_Given records_:
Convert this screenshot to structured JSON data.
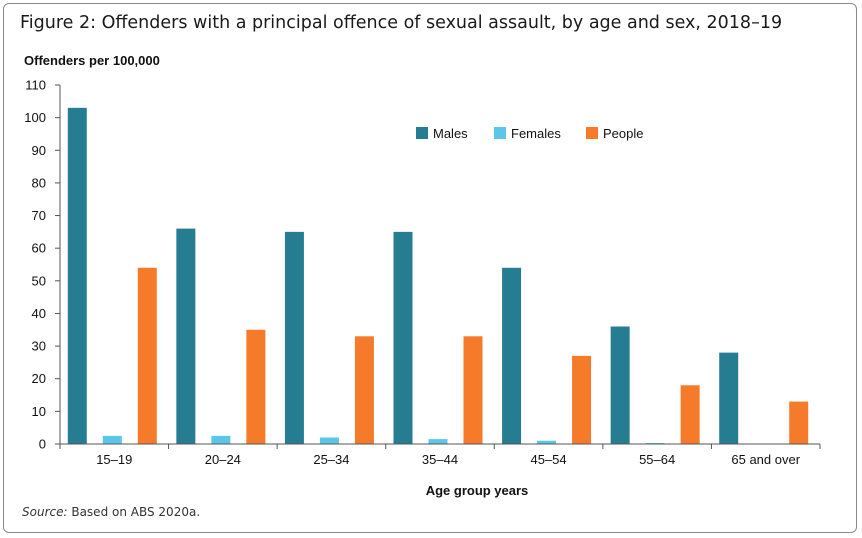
{
  "figure": {
    "title": "Figure 2: Offenders with a principal offence of sexual assault, by age and sex, 2018–19",
    "source_label": "Source:",
    "source_text": " Based on ABS 2020a."
  },
  "chart_data": {
    "type": "bar",
    "ylabel": "Offenders per 100,000",
    "xlabel": "Age group years",
    "ylim": [
      0,
      110
    ],
    "yticks": [
      0,
      10,
      20,
      30,
      40,
      50,
      60,
      70,
      80,
      90,
      100,
      110
    ],
    "categories": [
      "15–19",
      "20–24",
      "25–34",
      "35–44",
      "45–54",
      "55–64",
      "65 and over"
    ],
    "series": [
      {
        "name": "Males",
        "color": "#267D92",
        "values": [
          103,
          66,
          65,
          65,
          54,
          36,
          28
        ]
      },
      {
        "name": "Females",
        "color": "#5BC7E8",
        "values": [
          2.5,
          2.5,
          2,
          1.5,
          1,
          0.3,
          0
        ]
      },
      {
        "name": "People",
        "color": "#F57A2A",
        "values": [
          54,
          35,
          33,
          33,
          27,
          18,
          13
        ]
      }
    ],
    "legend_position": "top-right",
    "grid": false
  }
}
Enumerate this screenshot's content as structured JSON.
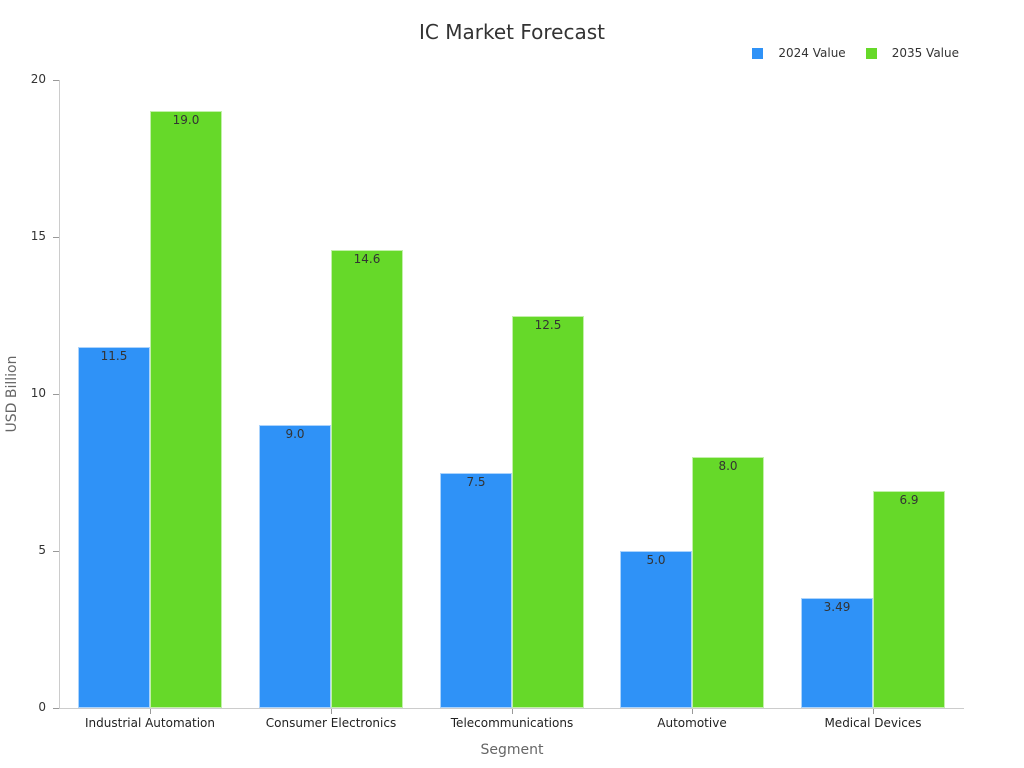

_Exercise instructions_:
Above are records with pictures; repeat the records exactly and leave the pictures out.

_Finished answer_:
Convert this screenshot to structured JSON data.
{
  "figure": {
    "title": "Figure 2: Offenders with a principal offence of sexual assault, by age and sex, 2018–19",
    "source_label": "Source:",
    "source_text": " Based on ABS 2020a."
  },
  "chart_data": {
    "type": "bar",
    "ylabel": "Offenders per 100,000",
    "xlabel": "Age group years",
    "ylim": [
      0,
      110
    ],
    "yticks": [
      0,
      10,
      20,
      30,
      40,
      50,
      60,
      70,
      80,
      90,
      100,
      110
    ],
    "categories": [
      "15–19",
      "20–24",
      "25–34",
      "35–44",
      "45–54",
      "55–64",
      "65 and over"
    ],
    "series": [
      {
        "name": "Males",
        "color": "#267D92",
        "values": [
          103,
          66,
          65,
          65,
          54,
          36,
          28
        ]
      },
      {
        "name": "Females",
        "color": "#5BC7E8",
        "values": [
          2.5,
          2.5,
          2,
          1.5,
          1,
          0.3,
          0
        ]
      },
      {
        "name": "People",
        "color": "#F57A2A",
        "values": [
          54,
          35,
          33,
          33,
          27,
          18,
          13
        ]
      }
    ],
    "legend_position": "top-right",
    "grid": false
  }
}
Enumerate this screenshot's content as structured JSON.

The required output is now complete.